AIM: Go through the listing beneath this task and return every line that carries the string "JSON".

DATA LINES:
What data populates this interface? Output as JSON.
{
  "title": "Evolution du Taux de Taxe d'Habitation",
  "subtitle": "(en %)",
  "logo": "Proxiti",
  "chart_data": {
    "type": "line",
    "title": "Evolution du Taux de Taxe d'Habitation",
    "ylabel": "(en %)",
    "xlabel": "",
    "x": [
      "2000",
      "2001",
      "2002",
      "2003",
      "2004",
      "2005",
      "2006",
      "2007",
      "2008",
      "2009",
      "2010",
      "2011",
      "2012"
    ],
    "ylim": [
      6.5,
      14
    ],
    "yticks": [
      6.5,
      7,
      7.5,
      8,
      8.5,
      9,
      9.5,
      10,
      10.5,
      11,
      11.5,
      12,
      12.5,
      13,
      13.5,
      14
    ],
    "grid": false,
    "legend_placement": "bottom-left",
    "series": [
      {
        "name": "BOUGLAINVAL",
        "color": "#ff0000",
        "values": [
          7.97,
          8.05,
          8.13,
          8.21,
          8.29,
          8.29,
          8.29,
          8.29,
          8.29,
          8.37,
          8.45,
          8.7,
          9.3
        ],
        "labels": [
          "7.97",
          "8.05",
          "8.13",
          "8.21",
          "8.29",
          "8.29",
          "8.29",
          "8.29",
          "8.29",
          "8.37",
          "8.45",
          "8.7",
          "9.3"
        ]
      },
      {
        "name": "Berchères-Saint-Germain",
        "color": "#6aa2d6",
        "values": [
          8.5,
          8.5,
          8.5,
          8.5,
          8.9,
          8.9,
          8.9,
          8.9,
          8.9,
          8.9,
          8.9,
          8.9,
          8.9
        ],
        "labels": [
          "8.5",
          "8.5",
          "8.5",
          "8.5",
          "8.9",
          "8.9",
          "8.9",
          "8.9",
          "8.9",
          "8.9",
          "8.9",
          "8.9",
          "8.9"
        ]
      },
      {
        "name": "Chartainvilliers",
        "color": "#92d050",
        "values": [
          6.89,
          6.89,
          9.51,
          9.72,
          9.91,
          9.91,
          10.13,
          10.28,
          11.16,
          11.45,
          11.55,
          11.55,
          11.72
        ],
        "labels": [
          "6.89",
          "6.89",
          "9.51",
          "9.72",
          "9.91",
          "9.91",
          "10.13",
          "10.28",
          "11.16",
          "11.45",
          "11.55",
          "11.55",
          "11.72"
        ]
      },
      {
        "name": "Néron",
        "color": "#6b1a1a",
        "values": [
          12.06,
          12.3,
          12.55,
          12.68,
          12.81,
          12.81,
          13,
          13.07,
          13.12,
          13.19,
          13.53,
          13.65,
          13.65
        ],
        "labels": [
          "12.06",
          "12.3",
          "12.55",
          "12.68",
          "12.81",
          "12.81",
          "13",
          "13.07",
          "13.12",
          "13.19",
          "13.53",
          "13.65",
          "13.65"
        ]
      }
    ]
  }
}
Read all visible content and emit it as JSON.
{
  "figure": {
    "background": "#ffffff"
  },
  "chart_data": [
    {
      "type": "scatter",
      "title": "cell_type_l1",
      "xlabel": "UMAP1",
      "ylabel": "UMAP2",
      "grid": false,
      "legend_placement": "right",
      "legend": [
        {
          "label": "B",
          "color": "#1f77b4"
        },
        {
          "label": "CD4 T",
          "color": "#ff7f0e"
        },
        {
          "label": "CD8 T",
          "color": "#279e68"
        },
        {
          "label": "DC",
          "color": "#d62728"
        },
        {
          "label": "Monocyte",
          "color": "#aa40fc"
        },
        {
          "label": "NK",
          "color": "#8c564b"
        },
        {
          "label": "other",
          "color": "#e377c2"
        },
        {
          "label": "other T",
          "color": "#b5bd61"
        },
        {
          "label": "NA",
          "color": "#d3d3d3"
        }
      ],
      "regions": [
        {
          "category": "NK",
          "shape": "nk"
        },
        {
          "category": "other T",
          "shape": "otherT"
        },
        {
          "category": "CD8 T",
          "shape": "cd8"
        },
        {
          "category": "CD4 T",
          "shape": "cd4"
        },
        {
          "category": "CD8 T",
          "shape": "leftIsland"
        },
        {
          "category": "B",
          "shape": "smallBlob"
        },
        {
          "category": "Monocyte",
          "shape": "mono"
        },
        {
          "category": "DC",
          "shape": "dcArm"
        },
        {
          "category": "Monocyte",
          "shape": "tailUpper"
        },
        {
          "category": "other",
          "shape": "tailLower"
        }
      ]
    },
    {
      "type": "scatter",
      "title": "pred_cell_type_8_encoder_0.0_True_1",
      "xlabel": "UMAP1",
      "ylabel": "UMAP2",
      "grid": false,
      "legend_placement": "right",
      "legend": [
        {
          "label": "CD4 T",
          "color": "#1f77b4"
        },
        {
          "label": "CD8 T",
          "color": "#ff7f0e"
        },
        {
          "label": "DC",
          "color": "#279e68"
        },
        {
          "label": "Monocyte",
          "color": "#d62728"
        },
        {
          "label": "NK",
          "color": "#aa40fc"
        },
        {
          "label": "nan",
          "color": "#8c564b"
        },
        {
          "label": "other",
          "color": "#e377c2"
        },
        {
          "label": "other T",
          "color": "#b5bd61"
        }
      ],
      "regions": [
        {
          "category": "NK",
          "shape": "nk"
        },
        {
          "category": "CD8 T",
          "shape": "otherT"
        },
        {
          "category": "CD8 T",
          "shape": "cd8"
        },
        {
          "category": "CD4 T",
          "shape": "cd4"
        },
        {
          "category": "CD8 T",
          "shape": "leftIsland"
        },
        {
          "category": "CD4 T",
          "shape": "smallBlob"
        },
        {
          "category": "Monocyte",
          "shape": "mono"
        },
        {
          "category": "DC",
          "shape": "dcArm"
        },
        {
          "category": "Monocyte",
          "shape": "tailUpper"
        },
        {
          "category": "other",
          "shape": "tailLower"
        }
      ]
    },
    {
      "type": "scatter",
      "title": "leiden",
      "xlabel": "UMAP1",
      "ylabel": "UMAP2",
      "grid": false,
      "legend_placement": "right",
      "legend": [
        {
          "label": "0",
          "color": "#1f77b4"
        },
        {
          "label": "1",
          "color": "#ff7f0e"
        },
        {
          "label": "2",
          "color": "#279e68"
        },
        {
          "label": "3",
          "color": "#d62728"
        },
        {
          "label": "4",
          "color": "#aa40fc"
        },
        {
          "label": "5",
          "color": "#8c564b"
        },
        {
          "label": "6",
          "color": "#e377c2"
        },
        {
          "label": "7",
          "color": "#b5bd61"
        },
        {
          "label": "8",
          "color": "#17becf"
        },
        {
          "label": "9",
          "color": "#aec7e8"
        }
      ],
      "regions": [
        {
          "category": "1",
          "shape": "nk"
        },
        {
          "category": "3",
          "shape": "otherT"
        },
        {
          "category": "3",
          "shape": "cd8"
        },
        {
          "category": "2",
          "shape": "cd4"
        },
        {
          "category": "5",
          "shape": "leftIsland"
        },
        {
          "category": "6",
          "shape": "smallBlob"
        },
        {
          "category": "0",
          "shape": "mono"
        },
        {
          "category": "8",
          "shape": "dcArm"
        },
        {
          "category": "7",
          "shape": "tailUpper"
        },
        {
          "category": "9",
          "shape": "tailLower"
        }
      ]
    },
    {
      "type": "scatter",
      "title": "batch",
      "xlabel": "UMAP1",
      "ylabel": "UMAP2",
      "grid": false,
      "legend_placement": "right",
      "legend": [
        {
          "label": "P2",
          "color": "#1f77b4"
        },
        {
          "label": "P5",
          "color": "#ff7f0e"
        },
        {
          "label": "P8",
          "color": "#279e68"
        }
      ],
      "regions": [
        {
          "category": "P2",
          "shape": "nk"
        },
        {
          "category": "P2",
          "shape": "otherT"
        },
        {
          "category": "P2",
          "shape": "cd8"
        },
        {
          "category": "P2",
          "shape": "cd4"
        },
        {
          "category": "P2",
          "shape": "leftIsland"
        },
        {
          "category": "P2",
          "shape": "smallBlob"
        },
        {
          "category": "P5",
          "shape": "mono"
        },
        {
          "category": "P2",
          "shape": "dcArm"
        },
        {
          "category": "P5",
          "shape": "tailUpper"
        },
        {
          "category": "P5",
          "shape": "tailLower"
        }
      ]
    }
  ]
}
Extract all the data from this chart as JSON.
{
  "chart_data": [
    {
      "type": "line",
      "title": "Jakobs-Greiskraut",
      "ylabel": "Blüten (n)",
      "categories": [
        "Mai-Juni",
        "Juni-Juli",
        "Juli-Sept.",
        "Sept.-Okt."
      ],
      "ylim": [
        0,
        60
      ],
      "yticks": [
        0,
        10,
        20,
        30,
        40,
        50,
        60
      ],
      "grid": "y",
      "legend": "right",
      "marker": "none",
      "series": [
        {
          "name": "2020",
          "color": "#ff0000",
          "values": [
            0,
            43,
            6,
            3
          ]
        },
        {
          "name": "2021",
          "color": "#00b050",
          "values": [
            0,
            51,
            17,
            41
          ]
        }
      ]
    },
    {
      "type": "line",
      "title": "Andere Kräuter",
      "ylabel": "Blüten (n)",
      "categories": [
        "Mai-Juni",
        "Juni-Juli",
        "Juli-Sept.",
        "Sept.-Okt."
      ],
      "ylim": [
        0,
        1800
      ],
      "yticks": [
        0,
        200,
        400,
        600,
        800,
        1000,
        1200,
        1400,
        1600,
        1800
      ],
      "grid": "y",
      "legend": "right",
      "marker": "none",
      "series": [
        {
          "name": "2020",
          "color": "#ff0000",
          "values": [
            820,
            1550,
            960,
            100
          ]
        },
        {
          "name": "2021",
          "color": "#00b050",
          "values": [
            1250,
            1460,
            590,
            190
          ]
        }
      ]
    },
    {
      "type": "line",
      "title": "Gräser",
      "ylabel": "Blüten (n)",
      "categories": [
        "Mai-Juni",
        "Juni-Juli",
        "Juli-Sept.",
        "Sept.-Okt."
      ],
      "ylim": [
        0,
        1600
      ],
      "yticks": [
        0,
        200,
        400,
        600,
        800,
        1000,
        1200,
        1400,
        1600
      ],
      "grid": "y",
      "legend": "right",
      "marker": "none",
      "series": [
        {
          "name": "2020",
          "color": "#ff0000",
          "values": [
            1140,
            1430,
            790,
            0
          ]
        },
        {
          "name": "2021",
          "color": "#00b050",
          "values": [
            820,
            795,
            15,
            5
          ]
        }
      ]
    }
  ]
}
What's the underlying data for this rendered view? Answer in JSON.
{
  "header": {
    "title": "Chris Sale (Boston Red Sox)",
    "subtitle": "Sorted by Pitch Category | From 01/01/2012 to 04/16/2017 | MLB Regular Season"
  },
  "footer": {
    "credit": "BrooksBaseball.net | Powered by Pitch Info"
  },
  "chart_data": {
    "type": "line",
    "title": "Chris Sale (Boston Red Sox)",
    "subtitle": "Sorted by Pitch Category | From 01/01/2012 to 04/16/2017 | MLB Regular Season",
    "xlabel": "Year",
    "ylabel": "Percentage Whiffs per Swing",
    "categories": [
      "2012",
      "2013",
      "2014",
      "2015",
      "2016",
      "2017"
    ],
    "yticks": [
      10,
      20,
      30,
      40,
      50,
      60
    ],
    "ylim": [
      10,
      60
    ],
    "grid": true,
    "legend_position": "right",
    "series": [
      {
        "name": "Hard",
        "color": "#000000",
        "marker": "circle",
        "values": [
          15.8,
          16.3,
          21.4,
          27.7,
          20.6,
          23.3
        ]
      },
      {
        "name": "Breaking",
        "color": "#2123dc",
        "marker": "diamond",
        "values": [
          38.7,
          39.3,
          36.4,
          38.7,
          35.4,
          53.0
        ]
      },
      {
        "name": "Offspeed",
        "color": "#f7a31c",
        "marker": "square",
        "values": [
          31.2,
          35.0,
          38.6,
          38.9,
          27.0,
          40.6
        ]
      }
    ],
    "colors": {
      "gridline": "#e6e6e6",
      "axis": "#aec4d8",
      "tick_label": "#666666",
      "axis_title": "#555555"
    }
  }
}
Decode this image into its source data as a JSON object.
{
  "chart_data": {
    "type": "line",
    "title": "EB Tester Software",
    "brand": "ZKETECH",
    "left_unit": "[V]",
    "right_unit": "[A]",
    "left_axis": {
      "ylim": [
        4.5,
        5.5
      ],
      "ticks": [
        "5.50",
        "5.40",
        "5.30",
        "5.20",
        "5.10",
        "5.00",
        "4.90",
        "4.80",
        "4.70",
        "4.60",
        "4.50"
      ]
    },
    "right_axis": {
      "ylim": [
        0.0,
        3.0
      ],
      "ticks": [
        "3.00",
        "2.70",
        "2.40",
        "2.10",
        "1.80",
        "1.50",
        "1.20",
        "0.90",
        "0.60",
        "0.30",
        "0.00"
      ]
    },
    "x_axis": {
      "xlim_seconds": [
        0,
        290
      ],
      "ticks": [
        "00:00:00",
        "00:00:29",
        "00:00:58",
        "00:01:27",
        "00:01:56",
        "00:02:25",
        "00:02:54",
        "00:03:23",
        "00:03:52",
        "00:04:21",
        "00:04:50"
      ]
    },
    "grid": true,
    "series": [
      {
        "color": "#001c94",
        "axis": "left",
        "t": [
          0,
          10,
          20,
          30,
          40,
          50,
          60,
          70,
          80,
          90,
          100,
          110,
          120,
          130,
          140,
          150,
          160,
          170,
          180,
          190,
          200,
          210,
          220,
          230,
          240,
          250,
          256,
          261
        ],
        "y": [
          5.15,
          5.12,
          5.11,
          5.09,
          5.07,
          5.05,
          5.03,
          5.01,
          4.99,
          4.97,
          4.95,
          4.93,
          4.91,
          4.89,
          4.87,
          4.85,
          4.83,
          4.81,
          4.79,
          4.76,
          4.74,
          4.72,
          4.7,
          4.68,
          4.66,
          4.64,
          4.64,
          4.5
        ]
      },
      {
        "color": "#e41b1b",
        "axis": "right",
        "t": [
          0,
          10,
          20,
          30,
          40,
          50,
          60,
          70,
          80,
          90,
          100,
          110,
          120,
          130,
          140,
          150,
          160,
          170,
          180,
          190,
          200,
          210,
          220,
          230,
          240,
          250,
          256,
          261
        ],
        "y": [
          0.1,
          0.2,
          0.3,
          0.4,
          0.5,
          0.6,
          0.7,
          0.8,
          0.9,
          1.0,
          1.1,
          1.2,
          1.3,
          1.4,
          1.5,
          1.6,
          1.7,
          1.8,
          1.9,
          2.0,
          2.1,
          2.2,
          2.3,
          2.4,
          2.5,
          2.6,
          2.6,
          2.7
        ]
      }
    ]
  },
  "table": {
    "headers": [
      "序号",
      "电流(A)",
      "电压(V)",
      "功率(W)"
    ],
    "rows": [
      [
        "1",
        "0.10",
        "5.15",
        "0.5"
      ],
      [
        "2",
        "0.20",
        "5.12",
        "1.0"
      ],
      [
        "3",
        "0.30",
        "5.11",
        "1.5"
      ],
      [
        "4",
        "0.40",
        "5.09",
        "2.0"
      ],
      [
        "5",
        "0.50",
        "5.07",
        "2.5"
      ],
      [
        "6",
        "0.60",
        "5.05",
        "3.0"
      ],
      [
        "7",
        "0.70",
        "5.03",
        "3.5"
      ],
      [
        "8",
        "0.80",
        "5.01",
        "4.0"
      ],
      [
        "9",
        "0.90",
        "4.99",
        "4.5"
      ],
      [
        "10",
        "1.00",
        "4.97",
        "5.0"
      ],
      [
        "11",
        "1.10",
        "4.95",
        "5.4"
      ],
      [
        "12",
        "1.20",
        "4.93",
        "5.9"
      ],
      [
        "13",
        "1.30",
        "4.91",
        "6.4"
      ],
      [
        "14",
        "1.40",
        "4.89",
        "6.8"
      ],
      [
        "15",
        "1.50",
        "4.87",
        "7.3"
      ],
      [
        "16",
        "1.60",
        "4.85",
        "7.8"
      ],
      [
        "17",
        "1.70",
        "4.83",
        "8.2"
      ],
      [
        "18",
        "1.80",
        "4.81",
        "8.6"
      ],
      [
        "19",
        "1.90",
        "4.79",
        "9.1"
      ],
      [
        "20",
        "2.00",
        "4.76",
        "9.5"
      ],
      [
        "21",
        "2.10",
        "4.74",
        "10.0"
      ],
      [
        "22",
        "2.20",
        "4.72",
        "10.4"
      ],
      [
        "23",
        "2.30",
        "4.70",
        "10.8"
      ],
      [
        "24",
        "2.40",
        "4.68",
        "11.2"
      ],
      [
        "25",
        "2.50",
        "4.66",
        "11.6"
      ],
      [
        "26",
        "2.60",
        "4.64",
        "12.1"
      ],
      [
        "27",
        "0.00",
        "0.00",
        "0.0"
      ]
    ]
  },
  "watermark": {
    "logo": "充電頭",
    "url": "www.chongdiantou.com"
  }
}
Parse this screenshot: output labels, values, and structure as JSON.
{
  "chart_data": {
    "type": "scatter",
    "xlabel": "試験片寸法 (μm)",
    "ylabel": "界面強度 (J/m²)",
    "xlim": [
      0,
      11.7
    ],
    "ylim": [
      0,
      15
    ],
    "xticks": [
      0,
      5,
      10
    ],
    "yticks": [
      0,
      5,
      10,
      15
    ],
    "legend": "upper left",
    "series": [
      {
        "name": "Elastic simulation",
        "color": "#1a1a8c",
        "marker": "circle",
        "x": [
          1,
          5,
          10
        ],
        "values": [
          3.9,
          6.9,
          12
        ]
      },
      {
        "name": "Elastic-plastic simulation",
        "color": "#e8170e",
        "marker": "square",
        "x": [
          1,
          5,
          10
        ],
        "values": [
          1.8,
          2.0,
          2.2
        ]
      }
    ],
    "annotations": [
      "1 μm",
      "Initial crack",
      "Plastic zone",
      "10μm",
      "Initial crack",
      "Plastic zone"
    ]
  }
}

CORRECT RESPONSE:
What data populates this interface? Output as JSON.
Read all visible content and emit it as JSON.
Extract all the data from this chart as JSON.
What's the underlying data for this rendered view? Answer in JSON.
Decode this image into its source data as a JSON object.
Parse this screenshot: output labels, values, and structure as JSON.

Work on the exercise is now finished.